Problem requirements: Repeat the whole listing below, word for word.

Items from a data source:

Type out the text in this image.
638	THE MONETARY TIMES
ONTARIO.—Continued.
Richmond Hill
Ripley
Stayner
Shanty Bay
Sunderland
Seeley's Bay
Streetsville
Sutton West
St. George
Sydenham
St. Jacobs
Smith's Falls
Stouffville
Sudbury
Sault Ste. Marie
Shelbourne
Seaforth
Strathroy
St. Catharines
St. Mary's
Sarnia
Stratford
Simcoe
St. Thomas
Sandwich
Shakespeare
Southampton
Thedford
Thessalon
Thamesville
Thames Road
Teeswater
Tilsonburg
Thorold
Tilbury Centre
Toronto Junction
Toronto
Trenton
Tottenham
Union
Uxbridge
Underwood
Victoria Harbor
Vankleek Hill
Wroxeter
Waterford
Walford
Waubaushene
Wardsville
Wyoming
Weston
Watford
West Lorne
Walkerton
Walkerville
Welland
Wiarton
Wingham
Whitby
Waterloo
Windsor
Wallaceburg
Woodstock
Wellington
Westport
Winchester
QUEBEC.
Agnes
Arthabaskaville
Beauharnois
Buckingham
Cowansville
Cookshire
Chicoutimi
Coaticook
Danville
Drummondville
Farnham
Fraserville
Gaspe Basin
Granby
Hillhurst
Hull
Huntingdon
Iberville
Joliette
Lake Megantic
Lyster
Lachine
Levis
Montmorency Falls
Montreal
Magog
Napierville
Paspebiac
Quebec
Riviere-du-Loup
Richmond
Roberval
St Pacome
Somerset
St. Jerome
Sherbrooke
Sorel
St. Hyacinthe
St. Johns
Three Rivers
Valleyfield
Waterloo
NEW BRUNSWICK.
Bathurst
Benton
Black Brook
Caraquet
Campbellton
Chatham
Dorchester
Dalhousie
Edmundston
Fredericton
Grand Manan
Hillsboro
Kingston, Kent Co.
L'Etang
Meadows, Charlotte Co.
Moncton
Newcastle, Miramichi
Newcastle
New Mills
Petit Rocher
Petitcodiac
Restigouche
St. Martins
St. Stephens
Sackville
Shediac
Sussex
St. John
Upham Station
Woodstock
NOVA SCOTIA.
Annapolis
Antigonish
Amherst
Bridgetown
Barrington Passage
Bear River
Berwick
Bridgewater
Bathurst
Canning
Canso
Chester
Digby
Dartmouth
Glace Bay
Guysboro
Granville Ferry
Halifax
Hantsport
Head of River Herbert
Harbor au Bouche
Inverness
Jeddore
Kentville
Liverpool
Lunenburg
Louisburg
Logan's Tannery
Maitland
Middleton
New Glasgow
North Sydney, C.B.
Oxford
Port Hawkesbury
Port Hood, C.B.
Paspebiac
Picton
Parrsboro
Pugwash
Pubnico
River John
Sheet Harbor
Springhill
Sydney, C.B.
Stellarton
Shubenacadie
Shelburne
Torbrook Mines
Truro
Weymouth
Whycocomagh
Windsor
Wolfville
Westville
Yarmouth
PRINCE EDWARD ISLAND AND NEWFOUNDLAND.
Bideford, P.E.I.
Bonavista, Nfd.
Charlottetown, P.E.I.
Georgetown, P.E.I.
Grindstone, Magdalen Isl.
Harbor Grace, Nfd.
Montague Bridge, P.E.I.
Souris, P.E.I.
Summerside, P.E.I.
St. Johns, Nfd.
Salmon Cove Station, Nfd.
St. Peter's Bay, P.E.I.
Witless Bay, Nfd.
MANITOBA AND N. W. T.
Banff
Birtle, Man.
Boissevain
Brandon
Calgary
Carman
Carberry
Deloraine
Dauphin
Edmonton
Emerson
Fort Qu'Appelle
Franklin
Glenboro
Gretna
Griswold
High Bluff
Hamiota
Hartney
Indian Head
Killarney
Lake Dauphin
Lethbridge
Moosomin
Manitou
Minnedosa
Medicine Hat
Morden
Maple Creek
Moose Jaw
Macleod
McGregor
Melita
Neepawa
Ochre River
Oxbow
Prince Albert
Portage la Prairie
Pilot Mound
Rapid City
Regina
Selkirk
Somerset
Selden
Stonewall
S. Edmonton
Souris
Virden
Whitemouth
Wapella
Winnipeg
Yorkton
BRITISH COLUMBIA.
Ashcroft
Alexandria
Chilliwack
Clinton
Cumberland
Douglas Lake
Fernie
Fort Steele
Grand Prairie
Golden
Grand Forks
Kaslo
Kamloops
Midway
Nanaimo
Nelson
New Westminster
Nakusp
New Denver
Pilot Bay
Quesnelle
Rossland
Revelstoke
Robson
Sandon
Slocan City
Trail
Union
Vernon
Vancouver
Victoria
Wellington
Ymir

Task solution:
Type out the text in this image.
638	THE MONETARY TIMES
ONTARIO.—Continued.
Richmond Hill
Ripley
Stayner
Shanty Bay
Sunderland
Seeley's Bay
Streetsville
Sutton West
St. George
Sydenham
St. Jacobs
Smith's Falls
Stouffville
Sudbury
Sault Ste. Marie
Shelbourne
Seaforth
Strathroy
St. Catharines
St. Mary's
Sarnia
Stratford
Simcoe
St. Thomas
Sandwich
Shakespeare
Southampton
Thedford
Thessalon
Thamesville
Thames Road
Teeswater
Tilsonburg
Thorold
Tilbury Centre
Toronto Junction
Toronto
Trenton
Tottenham
Union
Uxbridge
Underwood
Victoria Harbor
Vankleek Hill
Wroxeter
Waterford
Walford
Waubaushene
Wardsville
Wyoming
Weston
Watford
West Lorne
Walkerton
Walkerville
Welland
Wiarton
Wingham
Whitby
Waterloo
Windsor
Wallaceburg
Woodstock
Wellington
Westport
Winchester
QUEBEC.
Agnes
Arthabaskaville
Beauharnois
Buckingham
Cowansville
Cookshire
Chicoutimi
Coaticook
Danville
Drummondville
Farnham
Fraserville
Gaspe Basin
Granby
Hillhurst
Hull
Huntingdon
Iberville
Joliette
Lake Megantic
Lyster
Lachine
Levis
Montmorency Falls
Montreal
Magog
Napierville
Paspebiac
Quebec
Riviere-du-Loup
Richmond
Roberval
St Pacome
Somerset
St. Jerome
Sherbrooke
Sorel
St. Hyacinthe
St. Johns
Three Rivers
Valleyfield
Waterloo
NEW BRUNSWICK.
Bathurst
Benton
Black Brook
Caraquet
Campbellton
Chatham
Dorchester
Dalhousie
Edmundston
Fredericton
Grand Manan
Hillsboro
Kingston, Kent Co.
L'Etang
Meadows, Charlotte Co.
Moncton
Newcastle, Miramichi
Newcastle
New Mills
Petit Rocher
Petitcodiac
Restigouche
St. Martins
St. Stephens
Sackville
Shediac
Sussex
St. John
Upham Station
Woodstock
NOVA SCOTIA.
Annapolis
Antigonish
Amherst
Bridgetown
Barrington Passage
Bear River
Berwick
Bridgewater
Bathurst
Canning
Canso
Chester
Digby
Dartmouth
Glace Bay
Guysboro
Granville Ferry
Halifax
Hantsport
Head of River Herbert
Harbor au Bouche
Inverness
Jeddore
Kentville
Liverpool
Lunenburg
Louisburg
Logan's Tannery
Maitland
Middleton
New Glasgow
North Sydney, C.B.
Oxford
Port Hawkesbury
Port Hood, C.B.
Paspebiac
Picton
Parrsboro
Pugwash
Pubnico
River John
Sheet Harbor
Springhill
Sydney, C.B.
Stellarton
Shubenacadie
Shelburne
Torbrook Mines
Truro
Weymouth
Whycocomagh
Windsor
Wolfville
Westville
Yarmouth
PRINCE EDWARD ISLAND AND NEWFOUNDLAND.
Bideford, P.E.I.
Bonavista, Nfd.
Charlottetown, P.E.I.
Georgetown, P.E.I.
Grindstone, Magdalen Isl.
Harbor Grace, Nfd.
Montague Bridge, P.E.I.
Souris, P.E.I.
Summerside, P.E.I.
St. Johns, Nfd.
Salmon Cove Station, Nfd.
St. Peter's Bay, P.E.I.
Witless Bay, Nfd.
MANITOBA AND N. W. T.
Banff
Birtle, Man.
Boissevain
Brandon
Calgary
Carman
Carberry
Deloraine
Dauphin
Edmonton
Emerson
Fort Qu'Appelle
Franklin
Glenboro
Gretna
Griswold
High Bluff
Hamiota
Hartney
Indian Head
Killarney
Lake Dauphin
Lethbridge
Moosomin
Manitou
Minnedosa
Medicine Hat
Morden
Maple Creek
Moose Jaw
Macleod
McGregor
Melita
Neepawa
Ochre River
Oxbow
Prince Albert
Portage la Prairie
Pilot Mound
Rapid City
Regina
Selkirk
Somerset
Selden
Stonewall
S. Edmonton
Souris
Virden
Whitemouth
Wapella
Winnipeg
Yorkton
BRITISH COLUMBIA.
Ashcroft
Alexandria
Chilliwack
Clinton
Cumberland
Douglas Lake
Fernie
Fort Steele
Grand Prairie
Golden
Grand Forks
Kaslo
Kamloops
Midway
Nanaimo
Nelson
New Westminster
Nakusp
New Denver
Pilot Bay
Quesnelle
Rossland
Revelstoke
Robson
Sandon
Slocan City
Trail
Union
Vernon
Vancouver
Victoria
Wellington
Ymir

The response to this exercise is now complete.